### [EXERCISE]
Locate the word "Inflation" in the entries below, then gather every line that holds it.

### [DATA SHOWN]
————————
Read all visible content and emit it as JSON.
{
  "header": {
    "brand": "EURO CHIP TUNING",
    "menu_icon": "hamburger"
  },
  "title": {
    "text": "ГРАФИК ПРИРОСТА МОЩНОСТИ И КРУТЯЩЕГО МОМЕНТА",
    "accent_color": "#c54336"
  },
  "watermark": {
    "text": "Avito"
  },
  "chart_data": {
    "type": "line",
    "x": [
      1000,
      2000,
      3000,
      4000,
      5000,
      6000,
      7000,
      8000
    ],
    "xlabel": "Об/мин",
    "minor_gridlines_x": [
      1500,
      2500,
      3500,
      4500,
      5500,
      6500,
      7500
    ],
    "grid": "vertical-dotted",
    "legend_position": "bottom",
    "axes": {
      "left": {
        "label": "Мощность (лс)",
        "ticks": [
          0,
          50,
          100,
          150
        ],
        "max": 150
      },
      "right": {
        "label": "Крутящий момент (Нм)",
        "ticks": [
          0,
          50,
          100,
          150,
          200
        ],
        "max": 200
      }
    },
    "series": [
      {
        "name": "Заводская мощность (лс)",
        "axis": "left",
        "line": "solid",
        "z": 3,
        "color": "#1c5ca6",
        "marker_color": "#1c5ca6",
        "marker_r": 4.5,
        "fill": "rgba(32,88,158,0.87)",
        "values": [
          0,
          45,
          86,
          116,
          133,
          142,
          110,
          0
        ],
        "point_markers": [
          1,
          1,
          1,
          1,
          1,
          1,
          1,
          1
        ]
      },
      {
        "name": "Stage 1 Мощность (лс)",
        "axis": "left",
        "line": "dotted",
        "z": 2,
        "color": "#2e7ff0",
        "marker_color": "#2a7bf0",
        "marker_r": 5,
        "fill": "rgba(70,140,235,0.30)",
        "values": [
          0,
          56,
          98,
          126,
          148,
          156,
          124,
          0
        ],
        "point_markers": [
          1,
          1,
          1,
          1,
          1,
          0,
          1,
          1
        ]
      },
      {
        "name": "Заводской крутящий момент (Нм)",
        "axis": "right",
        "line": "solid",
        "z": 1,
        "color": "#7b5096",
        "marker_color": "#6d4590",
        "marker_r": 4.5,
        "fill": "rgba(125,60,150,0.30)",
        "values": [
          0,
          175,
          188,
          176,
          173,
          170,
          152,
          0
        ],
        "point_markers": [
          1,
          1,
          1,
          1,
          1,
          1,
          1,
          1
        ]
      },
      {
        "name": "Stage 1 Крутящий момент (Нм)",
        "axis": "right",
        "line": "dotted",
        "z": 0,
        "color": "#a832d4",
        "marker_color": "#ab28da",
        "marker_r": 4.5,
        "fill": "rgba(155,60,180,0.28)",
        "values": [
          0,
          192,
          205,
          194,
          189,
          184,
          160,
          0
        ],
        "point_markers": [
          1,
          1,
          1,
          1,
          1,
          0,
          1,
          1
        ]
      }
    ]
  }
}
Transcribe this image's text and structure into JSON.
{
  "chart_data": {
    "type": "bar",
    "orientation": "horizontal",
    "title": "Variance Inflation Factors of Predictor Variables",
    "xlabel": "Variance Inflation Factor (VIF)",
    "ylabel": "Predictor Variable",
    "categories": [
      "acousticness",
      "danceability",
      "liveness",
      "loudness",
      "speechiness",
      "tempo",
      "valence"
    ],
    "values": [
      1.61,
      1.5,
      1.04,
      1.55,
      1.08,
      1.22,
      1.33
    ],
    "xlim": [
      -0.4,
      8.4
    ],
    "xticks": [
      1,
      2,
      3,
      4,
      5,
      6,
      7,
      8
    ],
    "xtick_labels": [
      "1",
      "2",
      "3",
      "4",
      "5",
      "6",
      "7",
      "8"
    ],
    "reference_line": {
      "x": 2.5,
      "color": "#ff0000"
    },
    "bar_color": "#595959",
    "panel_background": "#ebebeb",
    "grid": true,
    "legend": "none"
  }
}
————————
### [FINISHED EXERCISE]
    "title": "Variance Inflation Factors of Predictor Variables",
    "xlabel": "Variance Inflation Factor (VIF)",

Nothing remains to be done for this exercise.